*STATED GOAL*. Leave out the pictures and repeat the rest of the material exactly.

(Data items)
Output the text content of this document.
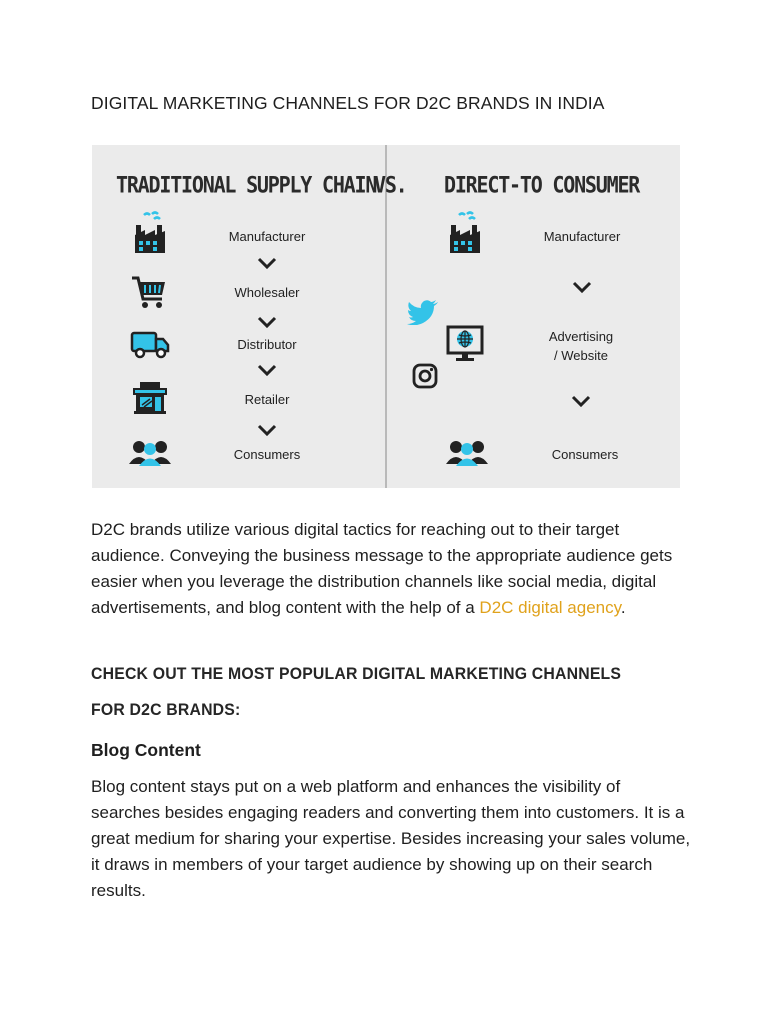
DIGITAL MARKETING CHANNELS FOR D2C BRANDS IN INDIA
TRADITIONAL SUPPLY CHAIN
VS. DIRECT-TO CONSUMER
Manufacturer
Wholesaler
Distributor
Retailer
Consumers
Manufacturer
Advertising
/ Website
Consumers

D2C brands utilize various digital tactics for reaching out to their target audience. Conveying the business message to the appropriate audience gets easier when you leverage the distribution channels like social media, digital advertisements, and blog content with the help of a D2C digital agency.

CHECK OUT THE MOST POPULAR DIGITAL MARKETING CHANNELS FOR D2C BRANDS:
Blog Content

Blog content stays put on a web platform and enhances the visibility of searches besides engaging readers and converting them into customers. It is a great medium for sharing your expertise. Besides increasing your sales volume, it draws in members of your target audience by showing up on their search results.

*FINISHED TASK*.
Output the text content of this document.
DIGITAL MARKETING CHANNELS FOR D2C BRANDS IN INDIA
TRADITIONAL SUPPLY CHAIN
VS. DIRECT-TO CONSUMER
Manufacturer
Wholesaler
Distributor
Retailer
Consumers
Manufacturer
Advertising
/ Website
Consumers

D2C brands utilize various digital tactics for reaching out to their target audience. Conveying the business message to the appropriate audience gets easier when you leverage the distribution channels like social media, digital advertisements, and blog content with the help of a D2C digital agency.

CHECK OUT THE MOST POPULAR DIGITAL MARKETING CHANNELS FOR D2C BRANDS:
Blog Content

Blog content stays put on a web platform and enhances the visibility of searches besides engaging readers and converting them into customers. It is a great medium for sharing your expertise. Besides increasing your sales volume, it draws in members of your target audience by showing up on their search results.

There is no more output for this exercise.